• **TASK DETAILS**:
Can you find the lines of the listing that include "labels" and copy every one?

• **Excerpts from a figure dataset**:
━━━━

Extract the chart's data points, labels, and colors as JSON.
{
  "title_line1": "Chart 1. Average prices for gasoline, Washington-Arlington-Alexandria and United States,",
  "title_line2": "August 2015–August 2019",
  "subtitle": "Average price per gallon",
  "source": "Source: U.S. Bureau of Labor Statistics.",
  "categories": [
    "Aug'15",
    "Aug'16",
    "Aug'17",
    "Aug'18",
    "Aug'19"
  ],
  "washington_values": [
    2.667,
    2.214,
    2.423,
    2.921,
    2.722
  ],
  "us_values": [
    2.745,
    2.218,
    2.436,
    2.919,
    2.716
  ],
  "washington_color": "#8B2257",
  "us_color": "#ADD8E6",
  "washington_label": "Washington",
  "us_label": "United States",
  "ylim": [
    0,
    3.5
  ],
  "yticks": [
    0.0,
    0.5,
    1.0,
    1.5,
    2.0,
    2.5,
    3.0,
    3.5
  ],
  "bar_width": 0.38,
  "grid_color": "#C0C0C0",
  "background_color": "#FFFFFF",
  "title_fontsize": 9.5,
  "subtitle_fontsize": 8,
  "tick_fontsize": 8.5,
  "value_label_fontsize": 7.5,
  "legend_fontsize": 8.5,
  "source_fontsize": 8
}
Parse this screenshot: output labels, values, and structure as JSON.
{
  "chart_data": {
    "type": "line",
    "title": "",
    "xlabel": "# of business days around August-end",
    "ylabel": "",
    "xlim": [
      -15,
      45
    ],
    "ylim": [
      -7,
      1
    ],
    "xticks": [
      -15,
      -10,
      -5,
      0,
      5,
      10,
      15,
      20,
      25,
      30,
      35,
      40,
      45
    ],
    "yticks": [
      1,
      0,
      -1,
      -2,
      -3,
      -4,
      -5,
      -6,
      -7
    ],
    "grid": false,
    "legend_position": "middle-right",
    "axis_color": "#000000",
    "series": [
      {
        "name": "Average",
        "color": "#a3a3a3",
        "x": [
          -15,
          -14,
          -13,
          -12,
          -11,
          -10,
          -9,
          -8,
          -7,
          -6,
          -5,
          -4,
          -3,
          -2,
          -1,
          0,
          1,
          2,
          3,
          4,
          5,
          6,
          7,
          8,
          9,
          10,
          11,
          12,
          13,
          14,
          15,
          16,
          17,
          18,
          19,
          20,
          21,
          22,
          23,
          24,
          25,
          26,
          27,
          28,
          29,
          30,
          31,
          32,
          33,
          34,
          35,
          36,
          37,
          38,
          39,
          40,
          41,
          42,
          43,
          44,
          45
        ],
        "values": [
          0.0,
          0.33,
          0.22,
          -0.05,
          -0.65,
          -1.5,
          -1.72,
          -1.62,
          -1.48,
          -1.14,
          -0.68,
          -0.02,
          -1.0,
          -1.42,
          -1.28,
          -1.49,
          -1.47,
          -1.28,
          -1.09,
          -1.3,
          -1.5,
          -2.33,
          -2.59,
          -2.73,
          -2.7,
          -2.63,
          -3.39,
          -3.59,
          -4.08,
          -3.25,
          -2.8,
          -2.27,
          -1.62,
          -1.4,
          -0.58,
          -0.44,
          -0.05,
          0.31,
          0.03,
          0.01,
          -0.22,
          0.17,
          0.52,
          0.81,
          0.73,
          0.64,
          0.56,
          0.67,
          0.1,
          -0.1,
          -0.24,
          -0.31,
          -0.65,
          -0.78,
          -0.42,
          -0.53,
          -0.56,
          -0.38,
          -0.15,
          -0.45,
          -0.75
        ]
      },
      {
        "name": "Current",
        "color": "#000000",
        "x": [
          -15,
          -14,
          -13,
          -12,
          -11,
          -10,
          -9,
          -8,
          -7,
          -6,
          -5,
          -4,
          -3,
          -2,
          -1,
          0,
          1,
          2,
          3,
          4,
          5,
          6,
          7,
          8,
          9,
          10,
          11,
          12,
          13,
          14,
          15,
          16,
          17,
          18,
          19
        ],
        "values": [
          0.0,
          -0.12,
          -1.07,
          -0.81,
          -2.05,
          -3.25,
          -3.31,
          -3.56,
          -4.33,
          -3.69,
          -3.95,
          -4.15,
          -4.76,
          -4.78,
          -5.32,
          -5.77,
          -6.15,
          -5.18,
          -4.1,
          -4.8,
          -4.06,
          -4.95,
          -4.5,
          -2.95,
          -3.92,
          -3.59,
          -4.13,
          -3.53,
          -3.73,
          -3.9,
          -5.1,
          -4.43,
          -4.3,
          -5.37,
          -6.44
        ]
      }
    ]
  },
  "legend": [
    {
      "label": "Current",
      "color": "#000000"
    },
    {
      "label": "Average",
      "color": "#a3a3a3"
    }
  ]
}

━━━━

• **SOLUTION FOR THIS PROBLEM**:
Extract the chart's data points, labels, and colors as JSON.
Parse this screenshot: output labels, values, and structure as JSON.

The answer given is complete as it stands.